What is needed:
Your task is to copy every line of the entries that contains "Pracownicy".

Part of a data file:
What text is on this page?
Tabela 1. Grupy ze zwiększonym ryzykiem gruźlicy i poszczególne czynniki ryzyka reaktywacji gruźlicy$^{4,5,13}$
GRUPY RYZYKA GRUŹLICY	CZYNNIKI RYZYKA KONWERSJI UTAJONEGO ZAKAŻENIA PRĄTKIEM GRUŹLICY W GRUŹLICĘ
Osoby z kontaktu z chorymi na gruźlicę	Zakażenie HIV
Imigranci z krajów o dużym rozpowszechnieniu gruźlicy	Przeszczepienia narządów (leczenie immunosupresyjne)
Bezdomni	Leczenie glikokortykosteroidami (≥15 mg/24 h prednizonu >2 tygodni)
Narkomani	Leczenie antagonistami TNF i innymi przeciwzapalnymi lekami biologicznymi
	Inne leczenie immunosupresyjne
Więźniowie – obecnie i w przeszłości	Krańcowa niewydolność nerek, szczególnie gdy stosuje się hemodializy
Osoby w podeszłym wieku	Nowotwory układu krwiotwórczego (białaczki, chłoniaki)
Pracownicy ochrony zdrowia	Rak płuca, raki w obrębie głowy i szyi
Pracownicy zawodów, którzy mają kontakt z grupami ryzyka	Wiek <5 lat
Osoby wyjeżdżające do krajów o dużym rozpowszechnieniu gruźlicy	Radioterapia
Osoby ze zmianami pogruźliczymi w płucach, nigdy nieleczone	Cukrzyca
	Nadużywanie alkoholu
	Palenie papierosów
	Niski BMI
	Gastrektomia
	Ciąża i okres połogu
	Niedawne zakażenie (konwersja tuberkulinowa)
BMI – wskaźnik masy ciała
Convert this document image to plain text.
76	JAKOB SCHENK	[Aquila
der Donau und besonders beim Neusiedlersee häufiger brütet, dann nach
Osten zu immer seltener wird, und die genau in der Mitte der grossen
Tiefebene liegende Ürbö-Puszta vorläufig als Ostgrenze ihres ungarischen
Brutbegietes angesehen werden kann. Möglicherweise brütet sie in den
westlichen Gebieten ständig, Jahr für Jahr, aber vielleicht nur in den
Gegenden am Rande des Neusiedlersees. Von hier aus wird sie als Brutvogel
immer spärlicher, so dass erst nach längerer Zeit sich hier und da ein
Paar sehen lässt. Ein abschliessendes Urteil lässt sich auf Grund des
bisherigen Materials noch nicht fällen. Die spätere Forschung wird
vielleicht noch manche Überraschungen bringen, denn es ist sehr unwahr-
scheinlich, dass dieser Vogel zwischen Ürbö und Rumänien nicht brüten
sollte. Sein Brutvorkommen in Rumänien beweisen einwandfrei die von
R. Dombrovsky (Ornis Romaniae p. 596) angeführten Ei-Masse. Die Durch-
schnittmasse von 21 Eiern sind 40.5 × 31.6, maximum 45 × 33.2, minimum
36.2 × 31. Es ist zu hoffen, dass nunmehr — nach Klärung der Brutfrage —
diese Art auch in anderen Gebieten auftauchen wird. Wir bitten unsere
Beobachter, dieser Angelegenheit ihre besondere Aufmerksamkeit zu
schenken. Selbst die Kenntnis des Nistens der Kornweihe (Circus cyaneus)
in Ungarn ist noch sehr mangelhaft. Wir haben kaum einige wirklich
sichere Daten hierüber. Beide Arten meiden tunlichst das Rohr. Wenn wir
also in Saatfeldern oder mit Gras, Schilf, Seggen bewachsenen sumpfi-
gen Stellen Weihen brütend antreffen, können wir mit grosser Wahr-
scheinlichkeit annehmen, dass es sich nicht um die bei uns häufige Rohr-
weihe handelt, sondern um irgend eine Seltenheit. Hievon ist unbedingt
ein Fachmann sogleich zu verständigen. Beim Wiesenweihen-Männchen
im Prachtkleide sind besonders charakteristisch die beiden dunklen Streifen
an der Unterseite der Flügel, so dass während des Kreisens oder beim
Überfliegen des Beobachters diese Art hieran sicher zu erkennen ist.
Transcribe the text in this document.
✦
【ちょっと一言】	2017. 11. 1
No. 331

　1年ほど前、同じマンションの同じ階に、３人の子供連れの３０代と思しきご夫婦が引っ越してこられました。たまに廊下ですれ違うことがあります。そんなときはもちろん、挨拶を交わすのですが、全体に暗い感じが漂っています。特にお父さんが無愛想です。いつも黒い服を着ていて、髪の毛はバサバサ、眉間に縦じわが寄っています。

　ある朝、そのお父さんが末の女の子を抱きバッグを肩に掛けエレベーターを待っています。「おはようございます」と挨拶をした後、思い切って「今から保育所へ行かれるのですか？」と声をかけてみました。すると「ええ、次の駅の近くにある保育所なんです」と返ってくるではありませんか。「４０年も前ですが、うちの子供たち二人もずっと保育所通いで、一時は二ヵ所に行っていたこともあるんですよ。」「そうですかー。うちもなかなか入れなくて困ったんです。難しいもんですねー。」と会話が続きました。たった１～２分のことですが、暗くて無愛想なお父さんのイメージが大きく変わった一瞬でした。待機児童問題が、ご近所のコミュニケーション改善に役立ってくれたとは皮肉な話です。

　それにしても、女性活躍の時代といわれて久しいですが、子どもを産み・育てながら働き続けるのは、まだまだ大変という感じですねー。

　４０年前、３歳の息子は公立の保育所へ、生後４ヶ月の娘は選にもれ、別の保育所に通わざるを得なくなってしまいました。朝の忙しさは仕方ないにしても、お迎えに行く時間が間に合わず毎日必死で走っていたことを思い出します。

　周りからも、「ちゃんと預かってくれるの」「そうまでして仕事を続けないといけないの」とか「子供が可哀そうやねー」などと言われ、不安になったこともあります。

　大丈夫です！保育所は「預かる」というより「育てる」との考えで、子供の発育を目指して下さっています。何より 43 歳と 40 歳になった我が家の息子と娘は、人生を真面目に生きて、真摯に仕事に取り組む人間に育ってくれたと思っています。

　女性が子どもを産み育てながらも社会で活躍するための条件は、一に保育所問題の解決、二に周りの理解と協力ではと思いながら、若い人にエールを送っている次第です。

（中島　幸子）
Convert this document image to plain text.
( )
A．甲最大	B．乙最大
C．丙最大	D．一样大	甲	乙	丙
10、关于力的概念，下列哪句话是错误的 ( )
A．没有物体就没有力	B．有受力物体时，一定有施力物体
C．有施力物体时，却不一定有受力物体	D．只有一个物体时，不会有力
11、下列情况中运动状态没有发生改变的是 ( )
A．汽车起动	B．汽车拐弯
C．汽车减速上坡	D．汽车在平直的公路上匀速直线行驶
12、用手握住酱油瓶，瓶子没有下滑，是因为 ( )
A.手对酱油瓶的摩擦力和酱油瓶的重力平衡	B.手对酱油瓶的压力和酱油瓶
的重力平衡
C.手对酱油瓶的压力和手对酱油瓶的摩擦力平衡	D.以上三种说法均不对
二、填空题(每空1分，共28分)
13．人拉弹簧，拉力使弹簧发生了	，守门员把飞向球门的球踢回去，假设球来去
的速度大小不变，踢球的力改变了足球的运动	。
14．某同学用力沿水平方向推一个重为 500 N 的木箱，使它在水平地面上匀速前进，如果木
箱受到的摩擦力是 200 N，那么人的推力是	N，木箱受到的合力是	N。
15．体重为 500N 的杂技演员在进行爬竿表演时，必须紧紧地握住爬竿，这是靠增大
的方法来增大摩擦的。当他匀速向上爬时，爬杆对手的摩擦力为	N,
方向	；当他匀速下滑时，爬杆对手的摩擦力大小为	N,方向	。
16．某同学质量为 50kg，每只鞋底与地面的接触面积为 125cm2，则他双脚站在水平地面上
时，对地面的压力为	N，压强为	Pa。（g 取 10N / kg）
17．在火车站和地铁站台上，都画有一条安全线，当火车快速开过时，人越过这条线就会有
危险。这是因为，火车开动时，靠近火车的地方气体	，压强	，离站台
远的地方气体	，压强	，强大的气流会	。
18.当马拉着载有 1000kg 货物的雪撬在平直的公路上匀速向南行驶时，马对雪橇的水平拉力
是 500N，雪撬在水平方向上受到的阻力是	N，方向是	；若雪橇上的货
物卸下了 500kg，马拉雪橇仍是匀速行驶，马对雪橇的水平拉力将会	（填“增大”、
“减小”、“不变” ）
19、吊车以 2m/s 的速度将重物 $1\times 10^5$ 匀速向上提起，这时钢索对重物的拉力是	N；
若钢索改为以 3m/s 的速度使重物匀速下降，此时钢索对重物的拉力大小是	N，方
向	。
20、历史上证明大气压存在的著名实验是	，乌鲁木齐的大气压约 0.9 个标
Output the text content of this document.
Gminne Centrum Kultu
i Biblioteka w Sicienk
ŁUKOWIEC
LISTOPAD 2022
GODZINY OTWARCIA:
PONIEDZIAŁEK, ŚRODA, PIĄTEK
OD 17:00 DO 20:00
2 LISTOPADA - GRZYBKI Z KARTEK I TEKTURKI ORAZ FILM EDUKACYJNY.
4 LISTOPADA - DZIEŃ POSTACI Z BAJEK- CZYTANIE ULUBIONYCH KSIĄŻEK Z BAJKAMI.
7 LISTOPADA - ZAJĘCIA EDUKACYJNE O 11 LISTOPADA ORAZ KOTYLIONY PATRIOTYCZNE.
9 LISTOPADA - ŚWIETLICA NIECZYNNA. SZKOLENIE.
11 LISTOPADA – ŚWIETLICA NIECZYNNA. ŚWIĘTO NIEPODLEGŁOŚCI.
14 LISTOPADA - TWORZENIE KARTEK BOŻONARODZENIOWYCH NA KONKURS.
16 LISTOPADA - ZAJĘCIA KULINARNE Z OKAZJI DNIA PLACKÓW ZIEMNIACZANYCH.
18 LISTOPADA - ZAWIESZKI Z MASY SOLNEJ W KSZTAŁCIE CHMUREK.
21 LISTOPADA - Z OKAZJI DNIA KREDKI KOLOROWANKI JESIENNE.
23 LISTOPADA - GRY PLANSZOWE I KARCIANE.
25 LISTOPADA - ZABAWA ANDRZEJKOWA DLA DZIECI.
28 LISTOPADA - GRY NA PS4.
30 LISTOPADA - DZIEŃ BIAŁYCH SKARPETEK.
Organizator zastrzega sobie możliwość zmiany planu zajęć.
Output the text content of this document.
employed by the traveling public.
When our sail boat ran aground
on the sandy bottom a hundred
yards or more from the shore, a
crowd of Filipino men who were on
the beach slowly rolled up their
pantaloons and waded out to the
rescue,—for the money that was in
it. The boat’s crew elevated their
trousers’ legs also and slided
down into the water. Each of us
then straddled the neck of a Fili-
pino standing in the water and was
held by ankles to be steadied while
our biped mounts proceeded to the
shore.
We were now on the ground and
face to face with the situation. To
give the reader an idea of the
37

Solved exercise:
Pracownicy ochrony zdrowia	Rak płuca, raki w obrębie głowy i szyi
Pracownicy zawodów, którzy mają kontakt z grupami ryzyka	Wiek <5 lat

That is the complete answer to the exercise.